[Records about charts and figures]
#####

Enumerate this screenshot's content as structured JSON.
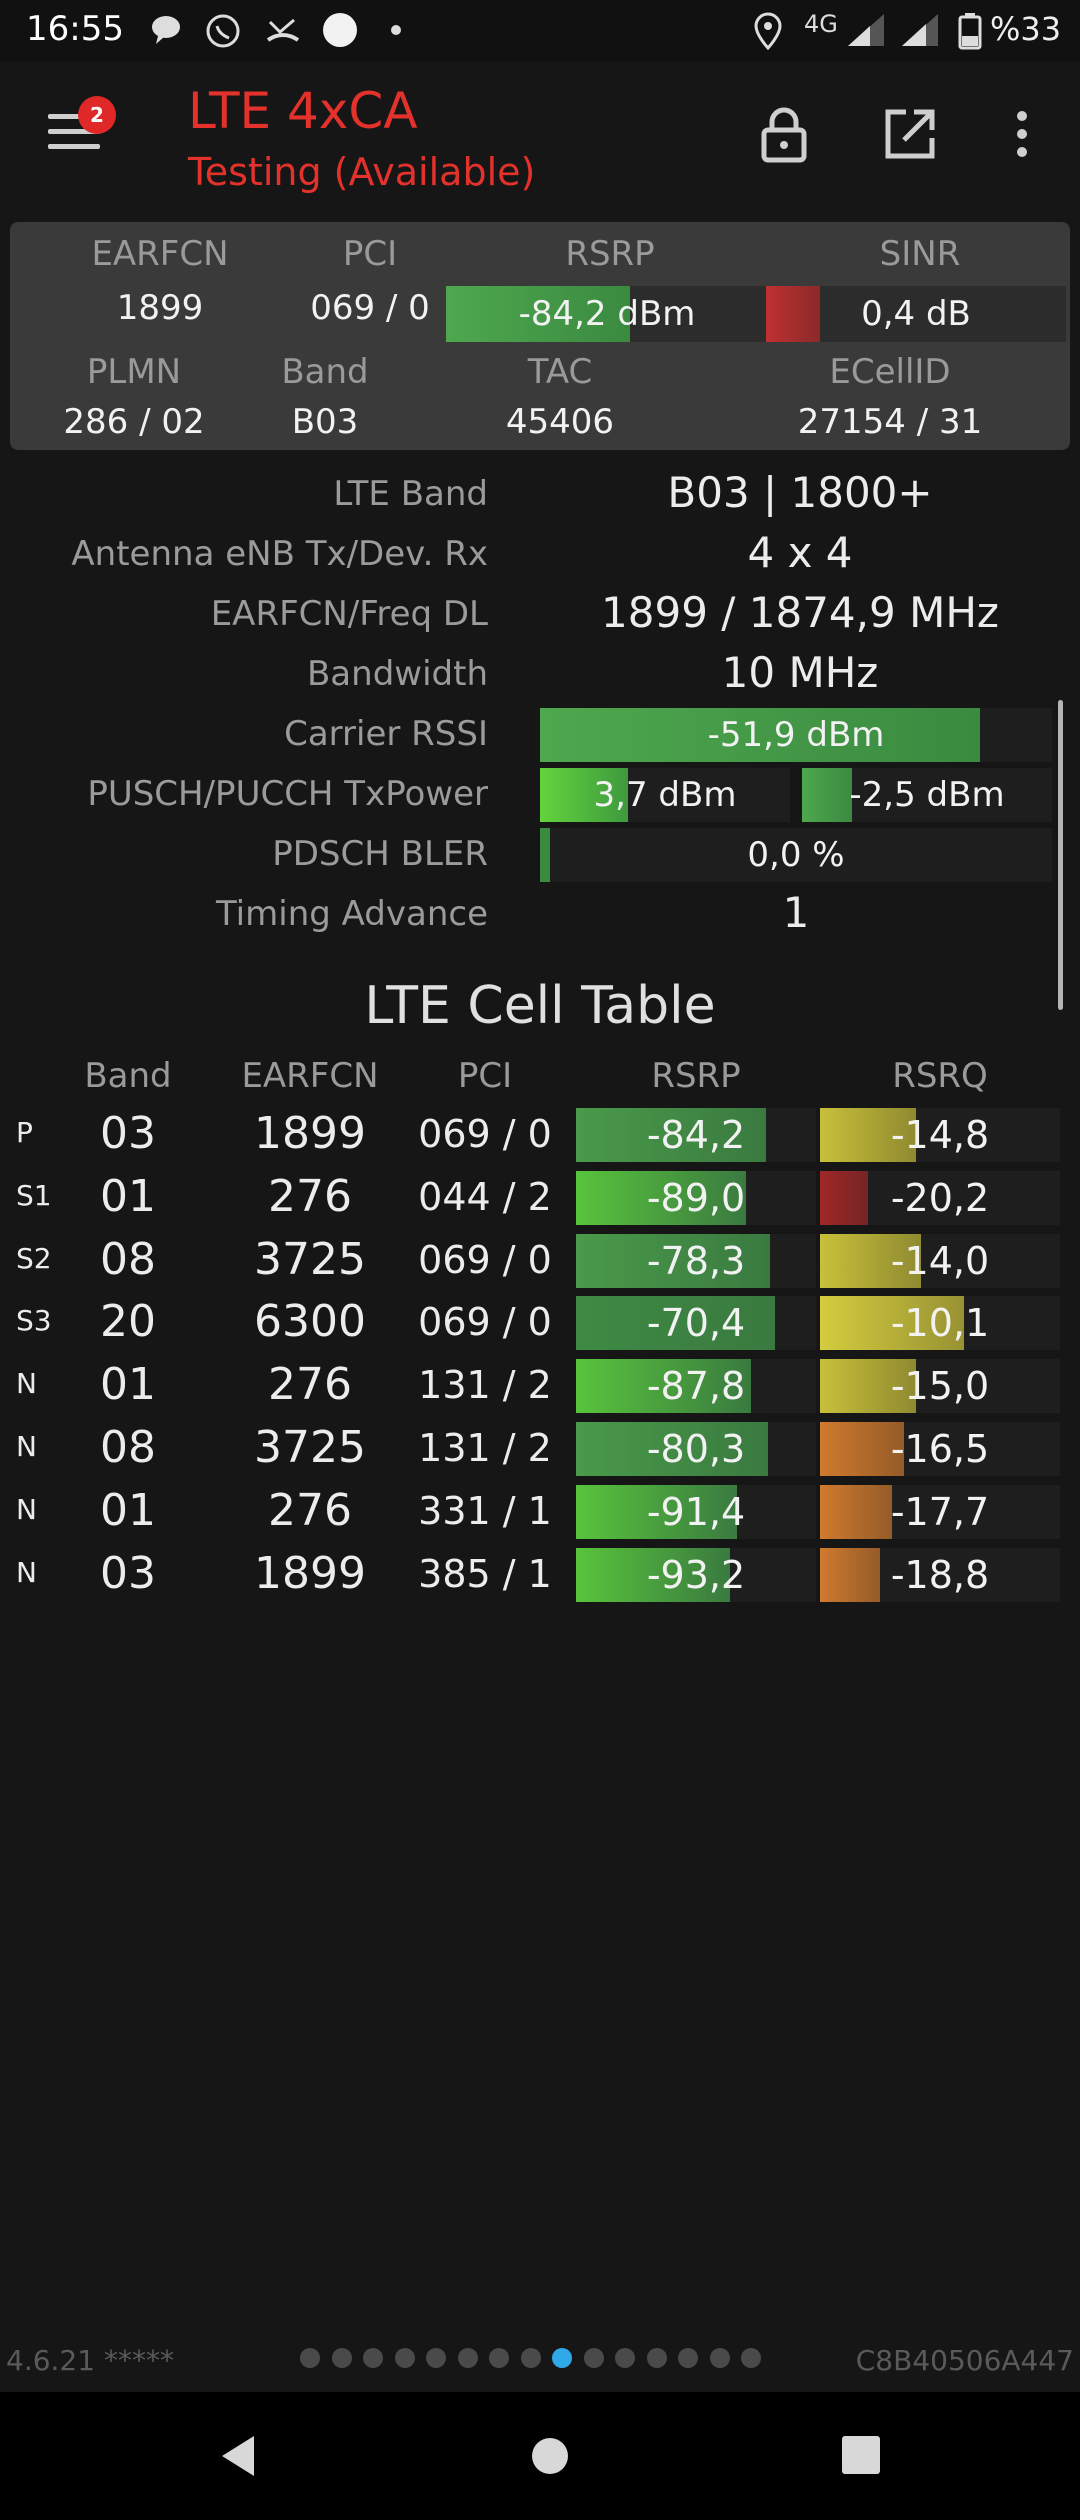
{
  "status_bar": {
    "time": "16:55",
    "network": "4G",
    "battery": "%33"
  },
  "app": {
    "title": "LTE 4xCA",
    "subtitle": "Testing (Available)",
    "notification_count": "2"
  },
  "summary": {
    "headers": [
      "EARFCN",
      "PCI",
      "RSRP",
      "SINR"
    ],
    "earfcn": "1899",
    "pci": "069 / 0",
    "rsrp": "-84,2 dBm",
    "sinr": "0,4 dB",
    "rsrp_fill": 0.57,
    "sinr_fill": 0.18,
    "headers2": [
      "PLMN",
      "Band",
      "TAC",
      "ECellID"
    ],
    "plmn": "286 / 02",
    "band": "B03",
    "tac": "45406",
    "ecellid": "27154 / 31"
  },
  "details": {
    "lte_band_label": "LTE Band",
    "lte_band": "B03 | 1800+",
    "antenna_label": "Antenna eNB Tx/Dev. Rx",
    "antenna": "4 x 4",
    "freq_label": "EARFCN/Freq DL",
    "freq": "1899 / 1874,9 MHz",
    "bw_label": "Bandwidth",
    "bw": "10 MHz",
    "rssi_label": "Carrier RSSI",
    "rssi": "-51,9 dBm",
    "rssi_fill": 0.86,
    "txpower_label": "PUSCH/PUCCH TxPower",
    "pusch": "3,7 dBm",
    "pucch": "-2,5 dBm",
    "pusch_fill": 0.35,
    "pucch_fill": 0.2,
    "bler_label": "PDSCH BLER",
    "bler": "0,0 %",
    "bler_fill": 0.02,
    "ta_label": "Timing Advance",
    "ta": "1"
  },
  "cell_table": {
    "title": "LTE Cell Table",
    "headers": [
      "Band",
      "EARFCN",
      "PCI",
      "RSRP",
      "RSRQ"
    ],
    "rows": [
      {
        "type": "P",
        "band": "03",
        "earfcn": "1899",
        "pci": "069 / 0",
        "rsrp": "-84,2",
        "rsrq": "-14,8",
        "rsrp_fill": 0.79,
        "rsrq_fill": 0.4,
        "rsrp_color": "#4a9a4a",
        "rsrq_color": "#c8c03a"
      },
      {
        "type": "S1",
        "band": "01",
        "earfcn": "276",
        "pci": "044 / 2",
        "rsrp": "-89,0",
        "rsrq": "-20,2",
        "rsrp_fill": 0.71,
        "rsrq_fill": 0.2,
        "rsrp_color": "#58c43c",
        "rsrq_color": "#a02828"
      },
      {
        "type": "S2",
        "band": "08",
        "earfcn": "3725",
        "pci": "069 / 0",
        "rsrp": "-78,3",
        "rsrq": "-14,0",
        "rsrp_fill": 0.81,
        "rsrq_fill": 0.42,
        "rsrp_color": "#4a9a4a",
        "rsrq_color": "#c8c03a"
      },
      {
        "type": "S3",
        "band": "20",
        "earfcn": "6300",
        "pci": "069 / 0",
        "rsrp": "-70,4",
        "rsrq": "-10,1",
        "rsrp_fill": 0.83,
        "rsrq_fill": 0.6,
        "rsrp_color": "#3e8a44",
        "rsrq_color": "#d4cc3e"
      },
      {
        "type": "N",
        "band": "01",
        "earfcn": "276",
        "pci": "131 / 2",
        "rsrp": "-87,8",
        "rsrq": "-15,0",
        "rsrp_fill": 0.73,
        "rsrq_fill": 0.4,
        "rsrp_color": "#58c43c",
        "rsrq_color": "#c8c03a"
      },
      {
        "type": "N",
        "band": "08",
        "earfcn": "3725",
        "pci": "131 / 2",
        "rsrp": "-80,3",
        "rsrq": "-16,5",
        "rsrp_fill": 0.8,
        "rsrq_fill": 0.35,
        "rsrp_color": "#4a9a4a",
        "rsrq_color": "#d07a2e"
      },
      {
        "type": "N",
        "band": "01",
        "earfcn": "276",
        "pci": "331 / 1",
        "rsrp": "-91,4",
        "rsrq": "-17,7",
        "rsrp_fill": 0.67,
        "rsrq_fill": 0.3,
        "rsrp_color": "#58c43c",
        "rsrq_color": "#d07a2e"
      },
      {
        "type": "N",
        "band": "03",
        "earfcn": "1899",
        "pci": "385 / 1",
        "rsrp": "-93,2",
        "rsrq": "-18,8",
        "rsrp_fill": 0.64,
        "rsrq_fill": 0.25,
        "rsrp_color": "#58c43c",
        "rsrq_color": "#d07a2e"
      }
    ]
  },
  "footer": {
    "version": "4.6.21 *****",
    "device_id": "C8B40506A447",
    "page_count": 15,
    "active_page": 8
  }
}
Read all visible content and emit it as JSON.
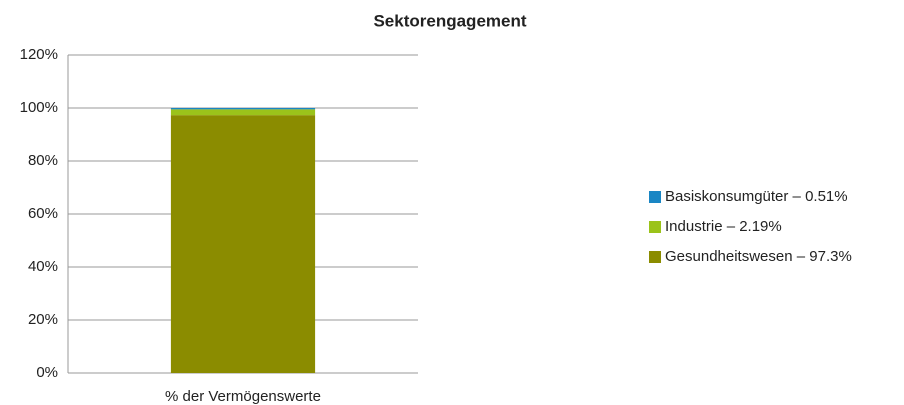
{
  "chart_data": {
    "type": "stacked_bar",
    "title": "Sektorengagement",
    "categories": [
      "% der Vermögenswerte"
    ],
    "series": [
      {
        "name": "Basiskonsumgüter – 0.51%",
        "color": "#1a86c4",
        "values": [
          0.51
        ]
      },
      {
        "name": "Industrie – 2.19%",
        "color": "#9bc31a",
        "values": [
          2.19
        ]
      },
      {
        "name": "Gesundheitswesen – 97.3%",
        "color": "#8b8c00",
        "values": [
          97.3
        ]
      }
    ],
    "ylim": [
      0,
      120
    ],
    "yticks": [
      {
        "value": 0,
        "label": "0%"
      },
      {
        "value": 20,
        "label": "20%"
      },
      {
        "value": 40,
        "label": "40%"
      },
      {
        "value": 60,
        "label": "60%"
      },
      {
        "value": 80,
        "label": "80%"
      },
      {
        "value": 100,
        "label": "100%"
      },
      {
        "value": 120,
        "label": "120%"
      }
    ],
    "grid": true,
    "legend": "right"
  }
}
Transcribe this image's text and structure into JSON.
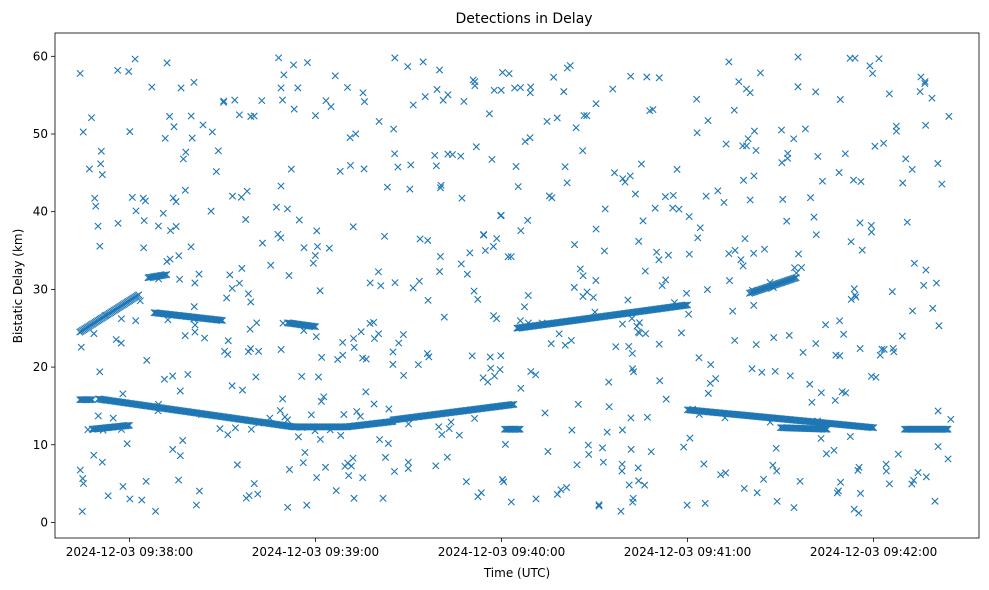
{
  "chart_data": {
    "type": "scatter",
    "title": "Detections in Delay",
    "xlabel": "Time (UTC)",
    "ylabel": "Bistatic Delay (km)",
    "marker": "x",
    "color": "#1f77b4",
    "grid": false,
    "legend": "none",
    "x_range": [
      "2024-12-03 09:37:36",
      "2024-12-03 09:42:34"
    ],
    "ylim": [
      -2,
      63
    ],
    "x_ticks": [
      "2024-12-03 09:38:00",
      "2024-12-03 09:39:00",
      "2024-12-03 09:40:00",
      "2024-12-03 09:41:00",
      "2024-12-03 09:42:00"
    ],
    "y_ticks": [
      0,
      10,
      20,
      30,
      40,
      50,
      60
    ],
    "start_time": "2024-12-03 09:37:44",
    "end_time": "2024-12-03 09:42:25",
    "tracks": [
      {
        "from": [
          "2024-12-03 09:37:44",
          24.5
        ],
        "to": [
          "2024-12-03 09:38:03",
          29.3
        ]
      },
      {
        "from": [
          "2024-12-03 09:38:06",
          31.5
        ],
        "to": [
          "2024-12-03 09:38:12",
          31.9
        ]
      },
      {
        "from": [
          "2024-12-03 09:38:08",
          27.0
        ],
        "to": [
          "2024-12-03 09:38:30",
          26.0
        ]
      },
      {
        "from": [
          "2024-12-03 09:38:51",
          25.7
        ],
        "to": [
          "2024-12-03 09:39:00",
          25.2
        ]
      },
      {
        "from": [
          "2024-12-03 09:37:44",
          15.8
        ],
        "to": [
          "2024-12-03 09:37:48",
          15.8
        ]
      },
      {
        "from": [
          "2024-12-03 09:37:50",
          15.9
        ],
        "to": [
          "2024-12-03 09:38:53",
          12.3
        ]
      },
      {
        "from": [
          "2024-12-03 09:38:53",
          12.3
        ],
        "to": [
          "2024-12-03 09:39:10",
          12.3
        ]
      },
      {
        "from": [
          "2024-12-03 09:39:10",
          12.3
        ],
        "to": [
          "2024-12-03 09:39:25",
          13.0
        ]
      },
      {
        "from": [
          "2024-12-03 09:39:25",
          13.2
        ],
        "to": [
          "2024-12-03 09:40:04",
          15.2
        ]
      },
      {
        "from": [
          "2024-12-03 09:40:01",
          12.0
        ],
        "to": [
          "2024-12-03 09:40:06",
          12.0
        ]
      },
      {
        "from": [
          "2024-12-03 09:37:48",
          12.0
        ],
        "to": [
          "2024-12-03 09:38:00",
          12.5
        ]
      },
      {
        "from": [
          "2024-12-03 09:40:05",
          25.0
        ],
        "to": [
          "2024-12-03 09:41:00",
          28.0
        ]
      },
      {
        "from": [
          "2024-12-03 09:41:00",
          14.5
        ],
        "to": [
          "2024-12-03 09:42:00",
          12.2
        ]
      },
      {
        "from": [
          "2024-12-03 09:41:30",
          12.2
        ],
        "to": [
          "2024-12-03 09:41:45",
          12.0
        ]
      },
      {
        "from": [
          "2024-12-03 09:42:10",
          12.0
        ],
        "to": [
          "2024-12-03 09:42:24",
          12.0
        ]
      },
      {
        "from": [
          "2024-12-03 09:41:20",
          29.5
        ],
        "to": [
          "2024-12-03 09:41:35",
          31.5
        ]
      }
    ],
    "scatter_points_estimate": 650
  }
}
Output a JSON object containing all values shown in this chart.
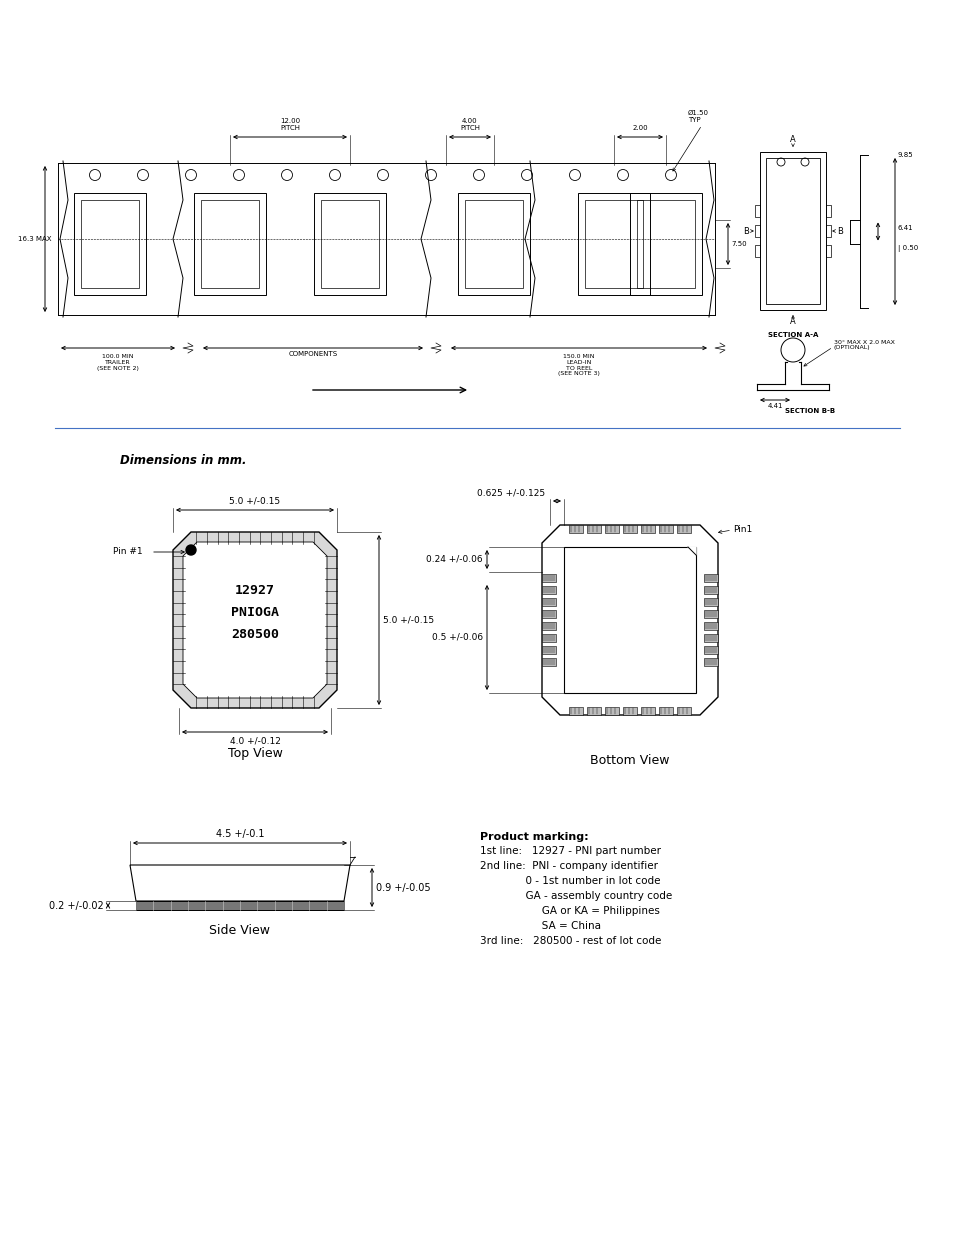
{
  "bg_color": "#ffffff",
  "line_color": "#000000",
  "divider_color": "#4472c4",
  "fig_width": 9.54,
  "fig_height": 12.35,
  "dpi": 100,
  "dimensions_label": "Dimensions in mm.",
  "top_view": {
    "label": "Top View",
    "width_dim": "5.0 +/-0.15",
    "height_dim": "5.0 +/-0.15",
    "bottom_dim": "4.0 +/-0.12",
    "pin_label": "Pin #1",
    "chip_text": "12927\nPNIOGA\n280500"
  },
  "bottom_view": {
    "label": "Bottom View",
    "top_dim": "0.625 +/-0.125",
    "left_dim1": "0.24 +/-0.06",
    "left_dim2": "0.5 +/-0.06",
    "pin_label": "Pin1"
  },
  "side_view": {
    "label": "Side View",
    "top_dim": "4.5 +/-0.1",
    "left_dim": "0.2 +/-0.02",
    "right_dim": "0.9 +/-0.05"
  },
  "tape_labels": {
    "pitch1": "12.00\nPITCH",
    "pitch2": "4.00\nPITCH",
    "dim_200": "2.00",
    "dim_diam": "Ø1.50\nTYP",
    "dim_750": "7.50",
    "dim_163": "16.3 MAX",
    "trailer": "100.0 MIN\nTRAILER\n(SEE NOTE 2)",
    "components": "COMPONENTS",
    "lead_in": "150.0 MIN\nLEAD-IN\nTO REEL\n(SEE NOTE 3)",
    "sec_aa": "SECTION A-A",
    "sec_bb": "SECTION B-B",
    "dim_985": "9.85",
    "dim_641": "6.41",
    "dim_050": "0.50",
    "dim_441": "4.41",
    "dim_30deg": "30° MAX X 2.0 MAX\n(OPTIONAL)"
  },
  "product_marking": {
    "title": "Product marking:",
    "line1": "1st line:   12927 - PNI part number",
    "line2": "2nd line:  PNI - company identifier",
    "line3": "              0 - 1st number in lot code",
    "line4": "              GA - assembly country code",
    "line5": "                   GA or KA = Philippines",
    "line6": "                   SA = China",
    "line7": "3rd line:   280500 - rest of lot code"
  }
}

#####

GIVEN TASK:
Copy out every line in the entries above that holds "name".

ANSWER TO THIS EXERCISE:
        "name": "Basiskonsumgüter – 0.51%",
        "name": "Industrie – 2.19%",
        "name": "Gesundheitswesen – 97.3%",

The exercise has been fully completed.